SOURCE DATA →
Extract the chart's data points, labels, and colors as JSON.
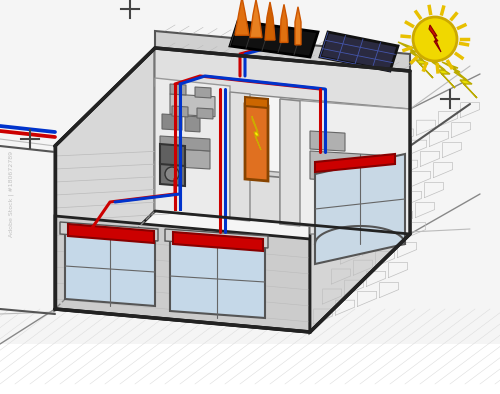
{
  "bg_color": "#ffffff",
  "pipe_hot": "#cc0000",
  "pipe_cold": "#0033cc",
  "radiator_color": "#cc0000",
  "wall_light": "#e8e8e8",
  "wall_mid": "#d0d0d0",
  "wall_dark": "#b0b0b0",
  "interior_bg": "#f0f0f0",
  "floor_color": "#c8c8c8",
  "furniture_gray": "#aaaaaa",
  "solar_fin_color": "#e8820a",
  "solar_panel_color": "#1a1a1a",
  "pv_color": "#2a2a40",
  "pv_arrow_color": "#e8e800",
  "sun_yellow": "#f0d800",
  "sun_ray_color": "#e8c000",
  "sun_bolt_red": "#cc1100",
  "orange_boiler": "#e07020",
  "outline_color": "#222222",
  "gray_line": "#666666",
  "hatch_color": "#cccccc",
  "brick_color": "#d5d5d5"
}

AIM → The records above are to be restated exactly, without their pictures.

EXPECTED ANSWER →
Extract the chart's data points, labels, and colors as JSON.
{
  "bg_color": "#ffffff",
  "pipe_hot": "#cc0000",
  "pipe_cold": "#0033cc",
  "radiator_color": "#cc0000",
  "wall_light": "#e8e8e8",
  "wall_mid": "#d0d0d0",
  "wall_dark": "#b0b0b0",
  "interior_bg": "#f0f0f0",
  "floor_color": "#c8c8c8",
  "furniture_gray": "#aaaaaa",
  "solar_fin_color": "#e8820a",
  "solar_panel_color": "#1a1a1a",
  "pv_color": "#2a2a40",
  "pv_arrow_color": "#e8e800",
  "sun_yellow": "#f0d800",
  "sun_ray_color": "#e8c000",
  "sun_bolt_red": "#cc1100",
  "orange_boiler": "#e07020",
  "outline_color": "#222222",
  "gray_line": "#666666",
  "hatch_color": "#cccccc",
  "brick_color": "#d5d5d5"
}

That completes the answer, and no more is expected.